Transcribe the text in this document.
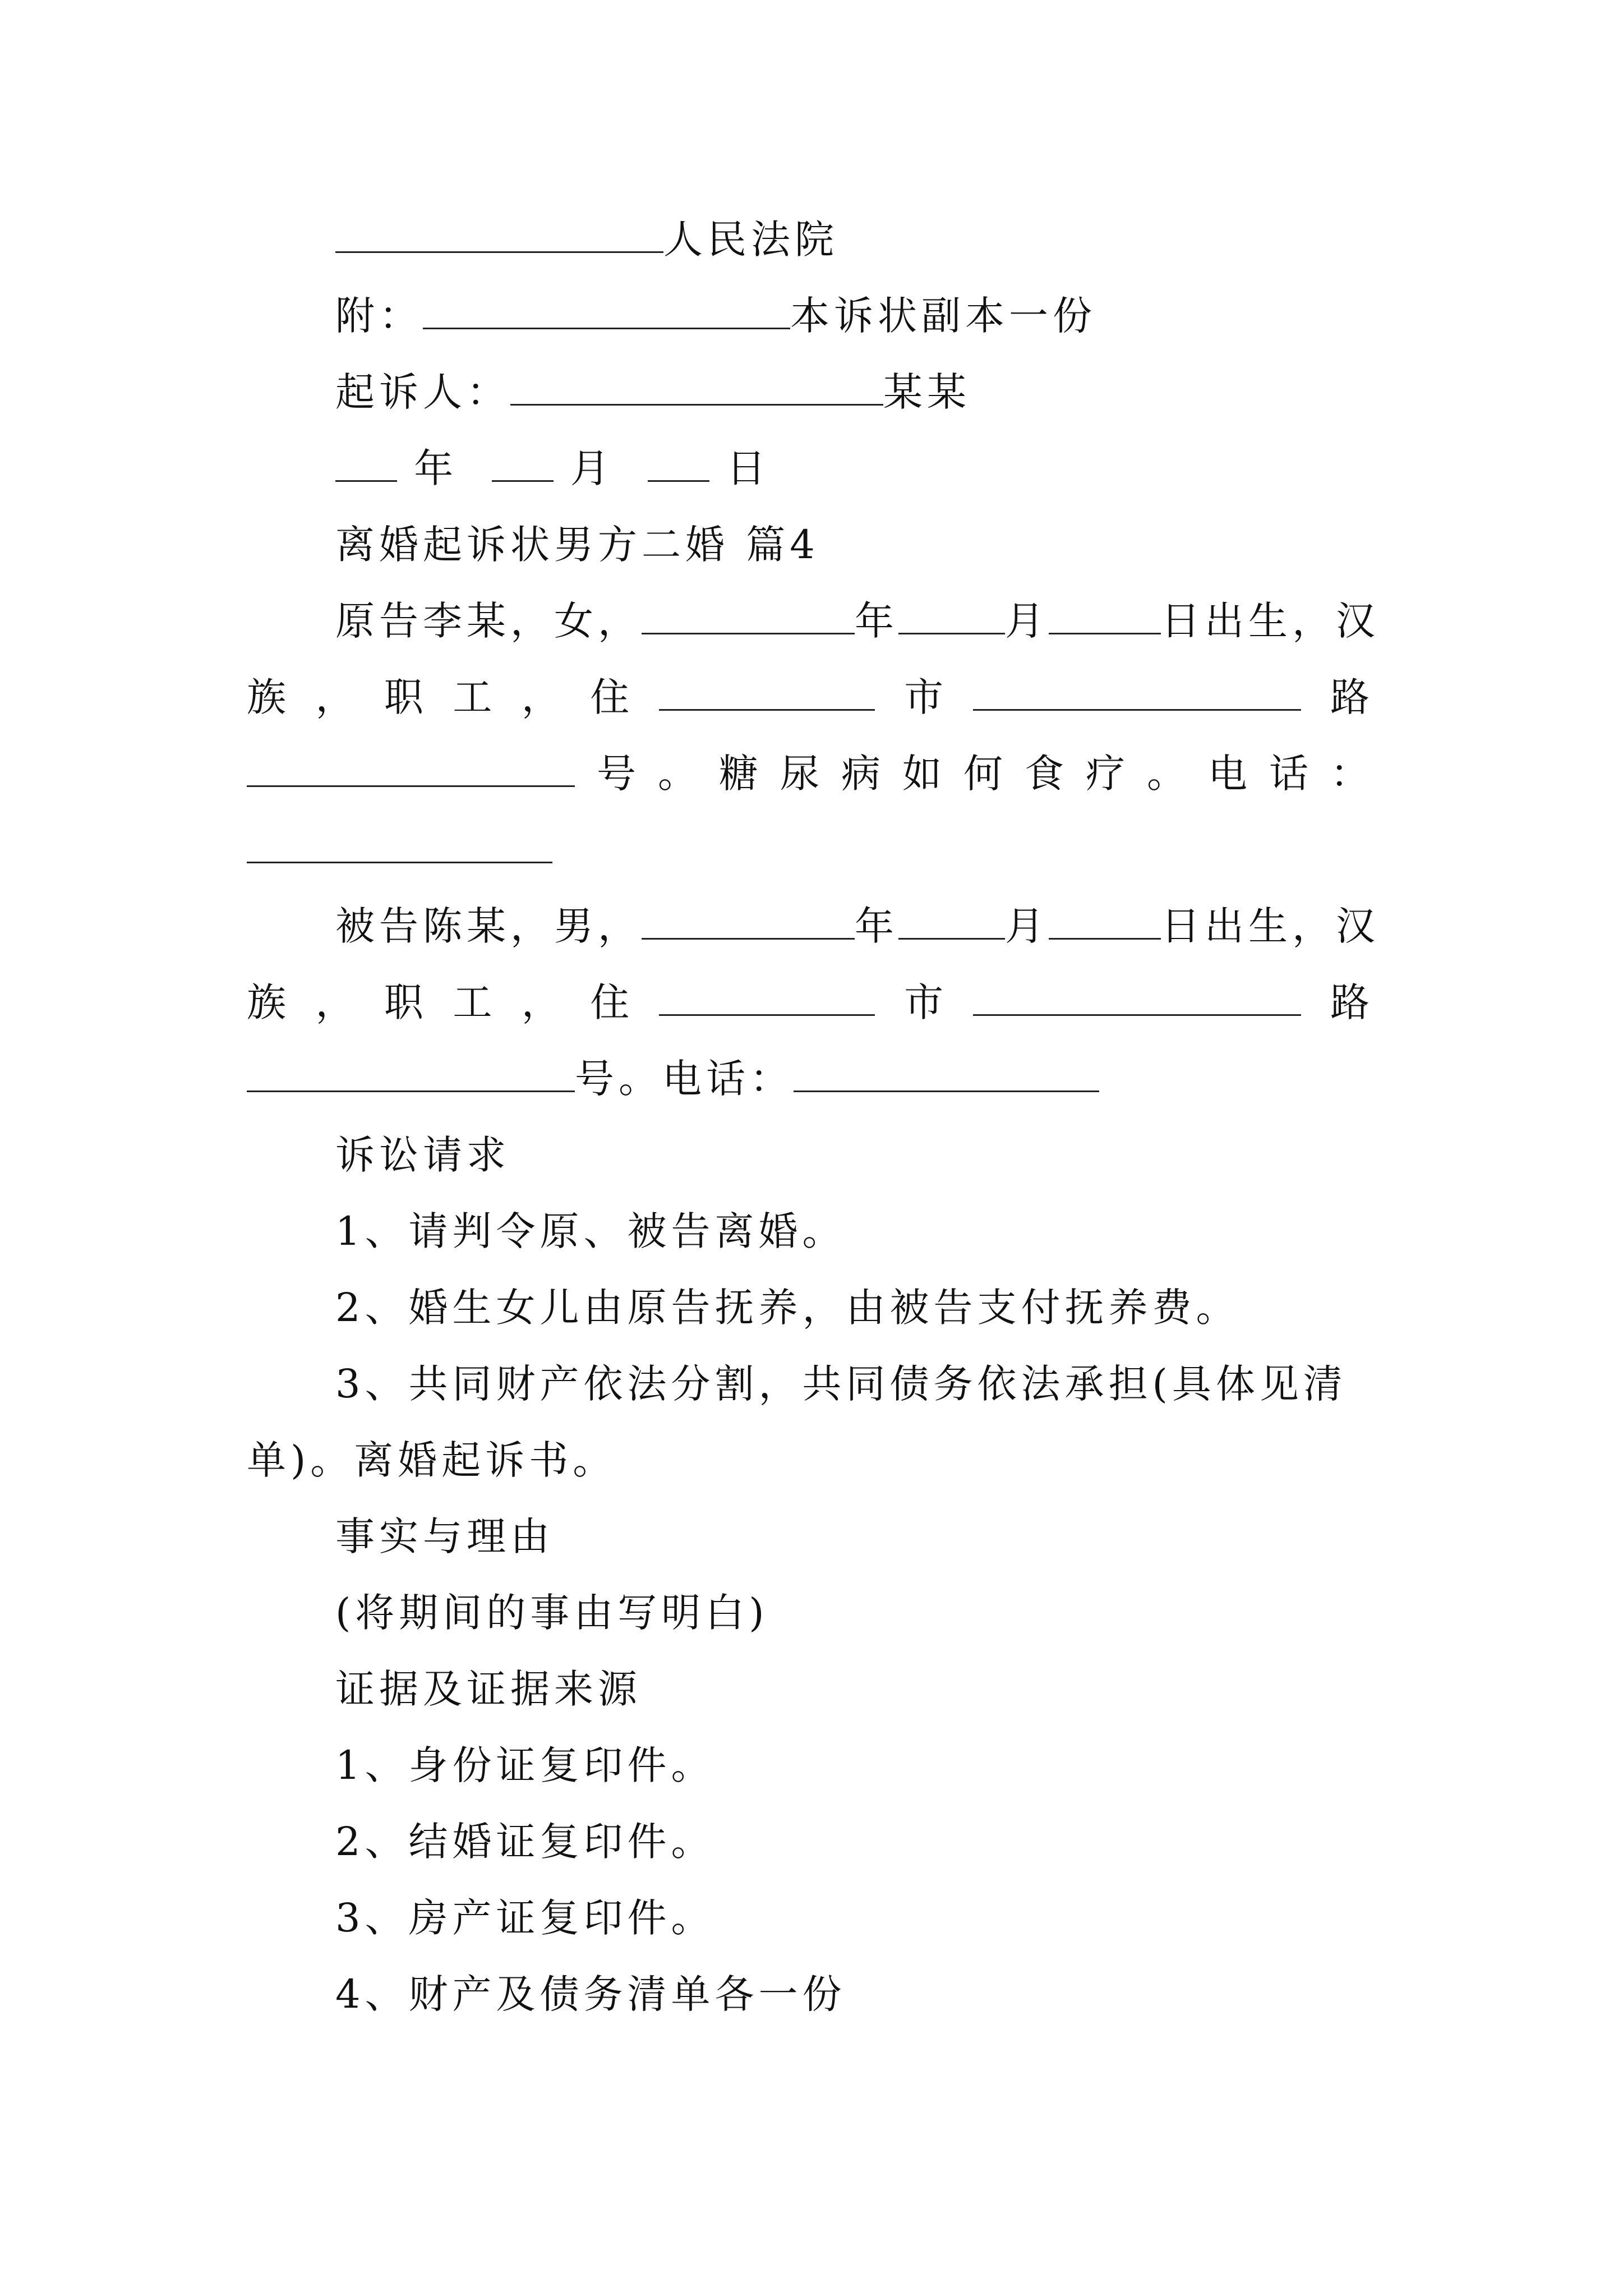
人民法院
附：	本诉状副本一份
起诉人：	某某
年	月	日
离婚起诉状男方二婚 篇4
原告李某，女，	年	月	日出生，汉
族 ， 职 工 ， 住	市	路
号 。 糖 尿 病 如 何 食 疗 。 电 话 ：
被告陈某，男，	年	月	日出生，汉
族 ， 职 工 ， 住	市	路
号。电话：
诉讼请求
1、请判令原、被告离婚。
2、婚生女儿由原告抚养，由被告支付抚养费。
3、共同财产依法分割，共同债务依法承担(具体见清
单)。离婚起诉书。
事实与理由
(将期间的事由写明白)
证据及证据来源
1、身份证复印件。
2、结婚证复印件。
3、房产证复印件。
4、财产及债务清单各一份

**Exercise**: Make an exact copy of all the material, but keep the pictures out of it.

**Exercise answer**:
Transcribe the text in this document.
人民法院
附：	本诉状副本一份
起诉人：	某某
年	月	日
离婚起诉状男方二婚 篇4
原告李某，女，	年	月	日出生，汉
族 ， 职 工 ， 住	市	路
号 。 糖 尿 病 如 何 食 疗 。 电 话 ：
被告陈某，男，	年	月	日出生，汉
族 ， 职 工 ， 住	市	路
号。电话：
诉讼请求
1、请判令原、被告离婚。
2、婚生女儿由原告抚养，由被告支付抚养费。
3、共同财产依法分割，共同债务依法承担(具体见清
单)。离婚起诉书。
事实与理由
(将期间的事由写明白)
证据及证据来源
1、身份证复印件。
2、结婚证复印件。
3、房产证复印件。
4、财产及债务清单各一份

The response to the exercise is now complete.